**GIVEN PROBLEM**
Output all the entries word for word. Omit the pictures.

[Records contained in a dataset]
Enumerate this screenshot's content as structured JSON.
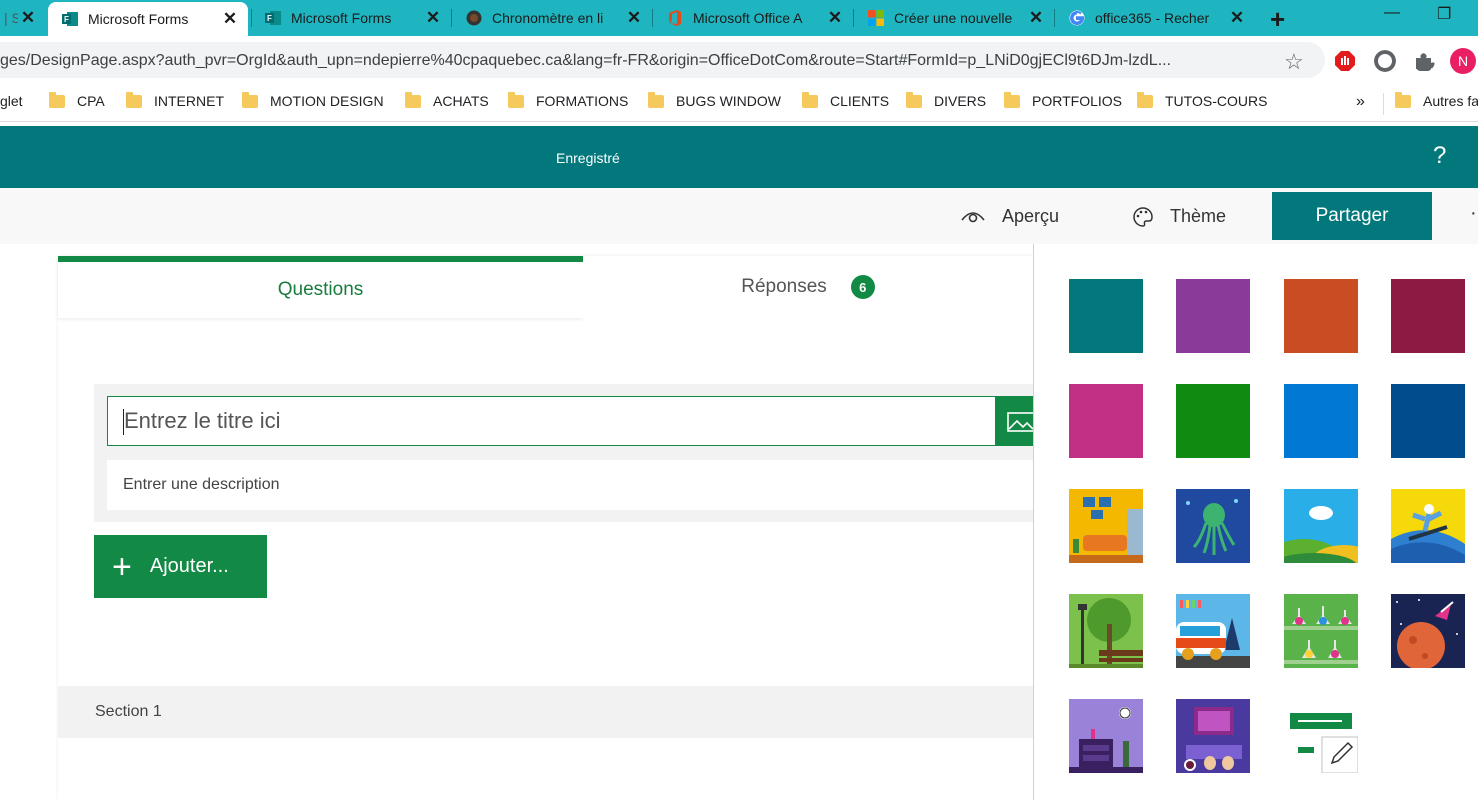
{
  "browser": {
    "tabs": [
      {
        "title": "| S",
        "favicon": "partial"
      },
      {
        "title": "Microsoft Forms",
        "favicon": "forms-icon",
        "active": true
      },
      {
        "title": "Microsoft Forms",
        "favicon": "forms-icon"
      },
      {
        "title": "Chronomètre en li",
        "favicon": "stopwatch-icon"
      },
      {
        "title": "Microsoft Office A",
        "favicon": "office-icon"
      },
      {
        "title": "Créer une nouvelle",
        "favicon": "windows-icon"
      },
      {
        "title": "office365 - Recher",
        "favicon": "google-icon"
      }
    ],
    "url": "ges/DesignPage.aspx?auth_pvr=OrgId&auth_upn=ndepierre%40cpaquebec.ca&lang=fr-FR&origin=OfficeDotCom&route=Start#FormId=p_LNiD0gjECl9t6DJm-lzdL...",
    "profile_initial": "N",
    "bookmarks": [
      "glet",
      "CPA",
      "INTERNET",
      "MOTION DESIGN",
      "ACHATS",
      "FORMATIONS",
      "BUGS WINDOW",
      "CLIENTS",
      "DIVERS",
      "PORTFOLIOS",
      "TUTOS-COURS"
    ],
    "bookmarks_more": "»",
    "other_bookmarks": "Autres fa"
  },
  "header": {
    "status": "Enregistré",
    "help": "?"
  },
  "toolbar": {
    "preview": "Aperçu",
    "theme": "Thème",
    "share": "Partager",
    "more": "·"
  },
  "form": {
    "tab_questions": "Questions",
    "tab_responses": "Réponses",
    "responses_count": "6",
    "title_placeholder": "Entrez le titre ici",
    "description_placeholder": "Entrer une description",
    "add_button": "Ajouter...",
    "section_label": "Section 1"
  },
  "theme_panel": {
    "colors": [
      "#03787c",
      "#8a3b9a",
      "#ca4c23",
      "#8c1a43",
      "#c13085",
      "#108a10",
      "#0078d4",
      "#004c8c"
    ],
    "image_themes": [
      "living-room-theme",
      "octopus-theme",
      "hills-theme",
      "snowboard-theme",
      "park-theme",
      "van-theme",
      "lab-theme",
      "space-theme",
      "desk-theme",
      "typing-theme"
    ],
    "custom_theme": "custom-theme-icon"
  }
}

**CORRECT ANSWER**
Enumerate this screenshot's content as structured JSON.
{
  "browser": {
    "tabs": [
      {
        "title": "| S",
        "favicon": "partial"
      },
      {
        "title": "Microsoft Forms",
        "favicon": "forms-icon",
        "active": true
      },
      {
        "title": "Microsoft Forms",
        "favicon": "forms-icon"
      },
      {
        "title": "Chronomètre en li",
        "favicon": "stopwatch-icon"
      },
      {
        "title": "Microsoft Office A",
        "favicon": "office-icon"
      },
      {
        "title": "Créer une nouvelle",
        "favicon": "windows-icon"
      },
      {
        "title": "office365 - Recher",
        "favicon": "google-icon"
      }
    ],
    "url": "ges/DesignPage.aspx?auth_pvr=OrgId&auth_upn=ndepierre%40cpaquebec.ca&lang=fr-FR&origin=OfficeDotCom&route=Start#FormId=p_LNiD0gjECl9t6DJm-lzdL...",
    "profile_initial": "N",
    "bookmarks": [
      "glet",
      "CPA",
      "INTERNET",
      "MOTION DESIGN",
      "ACHATS",
      "FORMATIONS",
      "BUGS WINDOW",
      "CLIENTS",
      "DIVERS",
      "PORTFOLIOS",
      "TUTOS-COURS"
    ],
    "bookmarks_more": "»",
    "other_bookmarks": "Autres fa"
  },
  "header": {
    "status": "Enregistré",
    "help": "?"
  },
  "toolbar": {
    "preview": "Aperçu",
    "theme": "Thème",
    "share": "Partager",
    "more": "·"
  },
  "form": {
    "tab_questions": "Questions",
    "tab_responses": "Réponses",
    "responses_count": "6",
    "title_placeholder": "Entrez le titre ici",
    "description_placeholder": "Entrer une description",
    "add_button": "Ajouter...",
    "section_label": "Section 1"
  },
  "theme_panel": {
    "colors": [
      "#03787c",
      "#8a3b9a",
      "#ca4c23",
      "#8c1a43",
      "#c13085",
      "#108a10",
      "#0078d4",
      "#004c8c"
    ],
    "image_themes": [
      "living-room-theme",
      "octopus-theme",
      "hills-theme",
      "snowboard-theme",
      "park-theme",
      "van-theme",
      "lab-theme",
      "space-theme",
      "desk-theme",
      "typing-theme"
    ],
    "custom_theme": "custom-theme-icon"
  }
}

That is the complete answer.